* START Available data *
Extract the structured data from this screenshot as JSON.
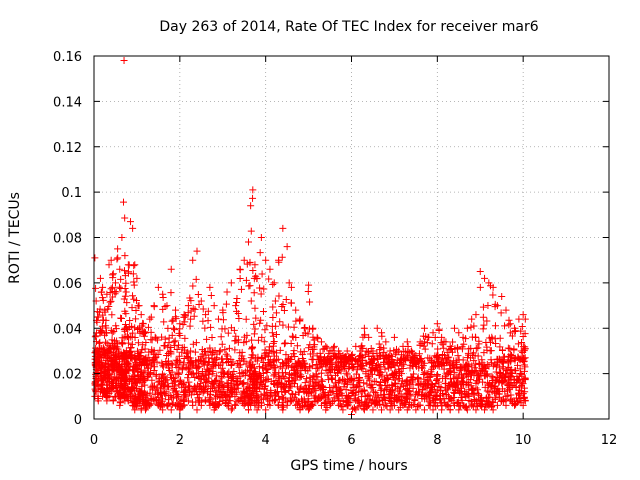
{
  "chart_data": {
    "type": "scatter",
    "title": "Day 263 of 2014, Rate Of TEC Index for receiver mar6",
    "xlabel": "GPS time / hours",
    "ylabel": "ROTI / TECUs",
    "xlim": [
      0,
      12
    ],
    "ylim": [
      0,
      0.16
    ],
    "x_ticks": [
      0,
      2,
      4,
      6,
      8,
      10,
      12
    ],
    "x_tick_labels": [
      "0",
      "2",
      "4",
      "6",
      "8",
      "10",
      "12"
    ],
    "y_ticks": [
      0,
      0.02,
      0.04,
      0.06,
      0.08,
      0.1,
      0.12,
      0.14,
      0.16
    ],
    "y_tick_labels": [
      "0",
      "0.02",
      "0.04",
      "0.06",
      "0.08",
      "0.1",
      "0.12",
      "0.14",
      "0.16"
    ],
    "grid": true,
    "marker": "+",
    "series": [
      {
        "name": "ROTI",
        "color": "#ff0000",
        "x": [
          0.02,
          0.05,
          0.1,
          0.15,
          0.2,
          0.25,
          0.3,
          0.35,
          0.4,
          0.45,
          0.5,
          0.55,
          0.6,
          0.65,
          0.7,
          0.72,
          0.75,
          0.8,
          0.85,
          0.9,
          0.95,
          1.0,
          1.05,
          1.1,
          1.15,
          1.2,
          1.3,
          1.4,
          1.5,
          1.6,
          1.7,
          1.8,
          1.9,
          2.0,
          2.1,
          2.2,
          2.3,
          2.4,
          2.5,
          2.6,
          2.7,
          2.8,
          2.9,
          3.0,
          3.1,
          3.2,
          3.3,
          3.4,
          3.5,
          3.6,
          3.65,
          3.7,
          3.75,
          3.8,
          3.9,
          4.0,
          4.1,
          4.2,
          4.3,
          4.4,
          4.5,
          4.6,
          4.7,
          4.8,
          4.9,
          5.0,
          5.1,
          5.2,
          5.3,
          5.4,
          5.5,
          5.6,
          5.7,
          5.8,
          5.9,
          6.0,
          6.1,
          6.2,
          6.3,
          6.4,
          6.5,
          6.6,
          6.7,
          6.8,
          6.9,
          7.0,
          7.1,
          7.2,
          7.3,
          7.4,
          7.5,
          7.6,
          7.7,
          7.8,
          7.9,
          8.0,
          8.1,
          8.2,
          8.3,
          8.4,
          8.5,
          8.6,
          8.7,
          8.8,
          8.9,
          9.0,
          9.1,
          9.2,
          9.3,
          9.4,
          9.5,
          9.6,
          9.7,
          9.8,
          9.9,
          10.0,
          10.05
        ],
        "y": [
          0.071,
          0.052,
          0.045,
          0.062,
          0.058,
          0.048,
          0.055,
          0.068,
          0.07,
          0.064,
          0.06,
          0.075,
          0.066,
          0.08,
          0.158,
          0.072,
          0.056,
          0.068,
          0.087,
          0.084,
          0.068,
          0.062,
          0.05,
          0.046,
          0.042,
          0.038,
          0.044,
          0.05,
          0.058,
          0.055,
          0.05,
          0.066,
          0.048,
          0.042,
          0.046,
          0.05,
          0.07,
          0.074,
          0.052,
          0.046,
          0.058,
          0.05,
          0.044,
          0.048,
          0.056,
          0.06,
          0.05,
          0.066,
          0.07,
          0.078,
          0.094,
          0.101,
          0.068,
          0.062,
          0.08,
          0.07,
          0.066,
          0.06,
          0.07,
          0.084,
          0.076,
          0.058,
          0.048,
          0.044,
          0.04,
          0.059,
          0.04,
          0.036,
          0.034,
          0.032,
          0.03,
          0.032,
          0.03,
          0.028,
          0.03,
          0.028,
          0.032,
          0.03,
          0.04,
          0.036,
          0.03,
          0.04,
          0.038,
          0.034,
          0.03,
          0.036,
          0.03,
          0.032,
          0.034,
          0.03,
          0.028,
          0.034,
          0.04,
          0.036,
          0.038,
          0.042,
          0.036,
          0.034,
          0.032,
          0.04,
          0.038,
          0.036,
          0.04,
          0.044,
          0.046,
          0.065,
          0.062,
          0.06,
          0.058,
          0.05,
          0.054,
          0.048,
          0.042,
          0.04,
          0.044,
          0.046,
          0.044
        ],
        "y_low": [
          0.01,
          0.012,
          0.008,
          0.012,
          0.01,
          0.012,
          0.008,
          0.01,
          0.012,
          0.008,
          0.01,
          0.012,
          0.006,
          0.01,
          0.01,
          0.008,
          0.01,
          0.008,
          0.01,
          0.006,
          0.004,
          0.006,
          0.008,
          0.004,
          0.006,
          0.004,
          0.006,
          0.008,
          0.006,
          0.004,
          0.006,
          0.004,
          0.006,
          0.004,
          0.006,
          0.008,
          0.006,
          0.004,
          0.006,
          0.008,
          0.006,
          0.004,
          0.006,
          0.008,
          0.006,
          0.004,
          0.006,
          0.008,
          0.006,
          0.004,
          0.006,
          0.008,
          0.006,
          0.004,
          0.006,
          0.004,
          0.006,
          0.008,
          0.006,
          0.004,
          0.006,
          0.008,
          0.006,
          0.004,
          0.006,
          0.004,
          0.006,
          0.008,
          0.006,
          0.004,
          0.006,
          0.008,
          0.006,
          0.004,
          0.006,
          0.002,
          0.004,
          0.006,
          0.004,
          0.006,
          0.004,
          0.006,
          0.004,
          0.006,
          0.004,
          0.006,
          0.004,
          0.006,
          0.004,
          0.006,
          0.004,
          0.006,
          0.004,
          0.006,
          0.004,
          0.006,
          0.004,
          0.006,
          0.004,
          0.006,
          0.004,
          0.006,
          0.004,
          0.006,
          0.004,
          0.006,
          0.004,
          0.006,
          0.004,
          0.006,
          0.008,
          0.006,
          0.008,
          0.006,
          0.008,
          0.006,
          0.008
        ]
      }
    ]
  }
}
* END Available data *
> _Requirements_: Copy the whole of the material above exactly, but not its images.

> _Exercise solution_:
Extract the structured data from this screenshot as JSON.
{
  "chart_data": {
    "type": "scatter",
    "title": "Day 263 of 2014, Rate Of TEC Index for receiver mar6",
    "xlabel": "GPS time / hours",
    "ylabel": "ROTI / TECUs",
    "xlim": [
      0,
      12
    ],
    "ylim": [
      0,
      0.16
    ],
    "x_ticks": [
      0,
      2,
      4,
      6,
      8,
      10,
      12
    ],
    "x_tick_labels": [
      "0",
      "2",
      "4",
      "6",
      "8",
      "10",
      "12"
    ],
    "y_ticks": [
      0,
      0.02,
      0.04,
      0.06,
      0.08,
      0.1,
      0.12,
      0.14,
      0.16
    ],
    "y_tick_labels": [
      "0",
      "0.02",
      "0.04",
      "0.06",
      "0.08",
      "0.1",
      "0.12",
      "0.14",
      "0.16"
    ],
    "grid": true,
    "marker": "+",
    "series": [
      {
        "name": "ROTI",
        "color": "#ff0000",
        "x": [
          0.02,
          0.05,
          0.1,
          0.15,
          0.2,
          0.25,
          0.3,
          0.35,
          0.4,
          0.45,
          0.5,
          0.55,
          0.6,
          0.65,
          0.7,
          0.72,
          0.75,
          0.8,
          0.85,
          0.9,
          0.95,
          1.0,
          1.05,
          1.1,
          1.15,
          1.2,
          1.3,
          1.4,
          1.5,
          1.6,
          1.7,
          1.8,
          1.9,
          2.0,
          2.1,
          2.2,
          2.3,
          2.4,
          2.5,
          2.6,
          2.7,
          2.8,
          2.9,
          3.0,
          3.1,
          3.2,
          3.3,
          3.4,
          3.5,
          3.6,
          3.65,
          3.7,
          3.75,
          3.8,
          3.9,
          4.0,
          4.1,
          4.2,
          4.3,
          4.4,
          4.5,
          4.6,
          4.7,
          4.8,
          4.9,
          5.0,
          5.1,
          5.2,
          5.3,
          5.4,
          5.5,
          5.6,
          5.7,
          5.8,
          5.9,
          6.0,
          6.1,
          6.2,
          6.3,
          6.4,
          6.5,
          6.6,
          6.7,
          6.8,
          6.9,
          7.0,
          7.1,
          7.2,
          7.3,
          7.4,
          7.5,
          7.6,
          7.7,
          7.8,
          7.9,
          8.0,
          8.1,
          8.2,
          8.3,
          8.4,
          8.5,
          8.6,
          8.7,
          8.8,
          8.9,
          9.0,
          9.1,
          9.2,
          9.3,
          9.4,
          9.5,
          9.6,
          9.7,
          9.8,
          9.9,
          10.0,
          10.05
        ],
        "y": [
          0.071,
          0.052,
          0.045,
          0.062,
          0.058,
          0.048,
          0.055,
          0.068,
          0.07,
          0.064,
          0.06,
          0.075,
          0.066,
          0.08,
          0.158,
          0.072,
          0.056,
          0.068,
          0.087,
          0.084,
          0.068,
          0.062,
          0.05,
          0.046,
          0.042,
          0.038,
          0.044,
          0.05,
          0.058,
          0.055,
          0.05,
          0.066,
          0.048,
          0.042,
          0.046,
          0.05,
          0.07,
          0.074,
          0.052,
          0.046,
          0.058,
          0.05,
          0.044,
          0.048,
          0.056,
          0.06,
          0.05,
          0.066,
          0.07,
          0.078,
          0.094,
          0.101,
          0.068,
          0.062,
          0.08,
          0.07,
          0.066,
          0.06,
          0.07,
          0.084,
          0.076,
          0.058,
          0.048,
          0.044,
          0.04,
          0.059,
          0.04,
          0.036,
          0.034,
          0.032,
          0.03,
          0.032,
          0.03,
          0.028,
          0.03,
          0.028,
          0.032,
          0.03,
          0.04,
          0.036,
          0.03,
          0.04,
          0.038,
          0.034,
          0.03,
          0.036,
          0.03,
          0.032,
          0.034,
          0.03,
          0.028,
          0.034,
          0.04,
          0.036,
          0.038,
          0.042,
          0.036,
          0.034,
          0.032,
          0.04,
          0.038,
          0.036,
          0.04,
          0.044,
          0.046,
          0.065,
          0.062,
          0.06,
          0.058,
          0.05,
          0.054,
          0.048,
          0.042,
          0.04,
          0.044,
          0.046,
          0.044
        ],
        "y_low": [
          0.01,
          0.012,
          0.008,
          0.012,
          0.01,
          0.012,
          0.008,
          0.01,
          0.012,
          0.008,
          0.01,
          0.012,
          0.006,
          0.01,
          0.01,
          0.008,
          0.01,
          0.008,
          0.01,
          0.006,
          0.004,
          0.006,
          0.008,
          0.004,
          0.006,
          0.004,
          0.006,
          0.008,
          0.006,
          0.004,
          0.006,
          0.004,
          0.006,
          0.004,
          0.006,
          0.008,
          0.006,
          0.004,
          0.006,
          0.008,
          0.006,
          0.004,
          0.006,
          0.008,
          0.006,
          0.004,
          0.006,
          0.008,
          0.006,
          0.004,
          0.006,
          0.008,
          0.006,
          0.004,
          0.006,
          0.004,
          0.006,
          0.008,
          0.006,
          0.004,
          0.006,
          0.008,
          0.006,
          0.004,
          0.006,
          0.004,
          0.006,
          0.008,
          0.006,
          0.004,
          0.006,
          0.008,
          0.006,
          0.004,
          0.006,
          0.002,
          0.004,
          0.006,
          0.004,
          0.006,
          0.004,
          0.006,
          0.004,
          0.006,
          0.004,
          0.006,
          0.004,
          0.006,
          0.004,
          0.006,
          0.004,
          0.006,
          0.004,
          0.006,
          0.004,
          0.006,
          0.004,
          0.006,
          0.004,
          0.006,
          0.004,
          0.006,
          0.004,
          0.006,
          0.004,
          0.006,
          0.004,
          0.006,
          0.004,
          0.006,
          0.008,
          0.006,
          0.008,
          0.006,
          0.008,
          0.006,
          0.008
        ]
      }
    ]
  }
}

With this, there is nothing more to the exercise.